Your task is to retype each line of the data below exactly.

________________________________________

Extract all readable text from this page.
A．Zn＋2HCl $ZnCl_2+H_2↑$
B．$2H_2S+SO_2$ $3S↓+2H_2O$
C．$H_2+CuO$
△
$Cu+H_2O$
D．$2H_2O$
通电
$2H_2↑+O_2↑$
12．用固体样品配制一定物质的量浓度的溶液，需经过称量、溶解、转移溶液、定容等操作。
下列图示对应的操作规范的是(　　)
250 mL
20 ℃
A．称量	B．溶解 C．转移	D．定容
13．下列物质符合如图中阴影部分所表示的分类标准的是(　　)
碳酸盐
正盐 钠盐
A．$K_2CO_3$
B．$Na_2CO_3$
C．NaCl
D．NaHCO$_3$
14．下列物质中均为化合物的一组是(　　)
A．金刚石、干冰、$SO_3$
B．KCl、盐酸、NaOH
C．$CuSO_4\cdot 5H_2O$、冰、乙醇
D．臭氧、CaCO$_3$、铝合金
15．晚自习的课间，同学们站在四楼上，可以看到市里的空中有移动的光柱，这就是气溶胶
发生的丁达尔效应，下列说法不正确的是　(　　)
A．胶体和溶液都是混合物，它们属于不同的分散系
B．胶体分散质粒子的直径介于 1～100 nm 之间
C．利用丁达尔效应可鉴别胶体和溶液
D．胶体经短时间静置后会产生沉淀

________________________________________

CORRECT ANSWER
Extract all readable text from this page.
A．Zn＋2HCl $ZnCl_2+H_2↑$
B．$2H_2S+SO_2$ $3S↓+2H_2O$
C．$H_2+CuO$
△
$Cu+H_2O$
D．$2H_2O$
通电
$2H_2↑+O_2↑$
12．用固体样品配制一定物质的量浓度的溶液，需经过称量、溶解、转移溶液、定容等操作。
下列图示对应的操作规范的是(　　)
250 mL
20 ℃
A．称量	B．溶解 C．转移	D．定容
13．下列物质符合如图中阴影部分所表示的分类标准的是(　　)
碳酸盐
正盐 钠盐
A．$K_2CO_3$
B．$Na_2CO_3$
C．NaCl
D．NaHCO$_3$
14．下列物质中均为化合物的一组是(　　)
A．金刚石、干冰、$SO_3$
B．KCl、盐酸、NaOH
C．$CuSO_4\cdot 5H_2O$、冰、乙醇
D．臭氧、CaCO$_3$、铝合金
15．晚自习的课间，同学们站在四楼上，可以看到市里的空中有移动的光柱，这就是气溶胶
发生的丁达尔效应，下列说法不正确的是　(　　)
A．胶体和溶液都是混合物，它们属于不同的分散系
B．胶体分散质粒子的直径介于 1～100 nm 之间
C．利用丁达尔效应可鉴别胶体和溶液
D．胶体经短时间静置后会产生沉淀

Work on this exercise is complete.